### Exercise directions
Where a line in the listing below contains the word "name", copy that line.

### Provided material
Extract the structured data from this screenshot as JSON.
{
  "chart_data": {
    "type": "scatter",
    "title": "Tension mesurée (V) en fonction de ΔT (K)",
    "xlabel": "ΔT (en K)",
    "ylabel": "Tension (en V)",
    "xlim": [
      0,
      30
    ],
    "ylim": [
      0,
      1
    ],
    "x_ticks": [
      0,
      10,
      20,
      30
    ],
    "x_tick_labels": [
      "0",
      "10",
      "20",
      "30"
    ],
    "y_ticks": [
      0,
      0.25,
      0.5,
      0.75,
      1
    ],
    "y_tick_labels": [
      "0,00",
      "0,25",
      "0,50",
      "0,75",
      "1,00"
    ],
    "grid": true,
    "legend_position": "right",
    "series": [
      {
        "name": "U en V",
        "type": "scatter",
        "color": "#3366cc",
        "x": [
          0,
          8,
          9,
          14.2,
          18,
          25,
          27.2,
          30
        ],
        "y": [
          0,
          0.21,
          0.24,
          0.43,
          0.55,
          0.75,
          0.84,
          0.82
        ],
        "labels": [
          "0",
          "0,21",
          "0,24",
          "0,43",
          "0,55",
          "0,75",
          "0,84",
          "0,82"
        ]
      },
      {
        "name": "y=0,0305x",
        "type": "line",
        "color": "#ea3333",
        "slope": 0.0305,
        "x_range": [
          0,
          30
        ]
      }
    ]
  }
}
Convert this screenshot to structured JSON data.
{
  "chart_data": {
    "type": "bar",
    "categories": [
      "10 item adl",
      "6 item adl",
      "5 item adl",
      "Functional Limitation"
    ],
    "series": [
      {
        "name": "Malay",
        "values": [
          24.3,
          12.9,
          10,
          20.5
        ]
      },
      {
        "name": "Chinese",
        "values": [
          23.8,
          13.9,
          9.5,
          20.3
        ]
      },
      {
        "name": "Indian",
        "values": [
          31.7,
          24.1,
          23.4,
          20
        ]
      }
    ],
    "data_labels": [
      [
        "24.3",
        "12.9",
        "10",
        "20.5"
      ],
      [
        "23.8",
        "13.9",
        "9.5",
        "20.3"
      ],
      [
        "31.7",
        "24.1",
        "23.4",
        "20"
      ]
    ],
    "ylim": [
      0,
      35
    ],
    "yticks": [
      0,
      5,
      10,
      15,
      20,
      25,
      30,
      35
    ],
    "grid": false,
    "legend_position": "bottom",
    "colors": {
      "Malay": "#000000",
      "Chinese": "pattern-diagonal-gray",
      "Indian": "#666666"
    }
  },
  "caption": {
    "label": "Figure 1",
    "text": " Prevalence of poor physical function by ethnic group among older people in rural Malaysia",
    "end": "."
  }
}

### Task response
        "name": "U en V",
        "name": "y=0,0305x",
        "name": "Malay",
        "name": "Chinese",
        "name": "Indian",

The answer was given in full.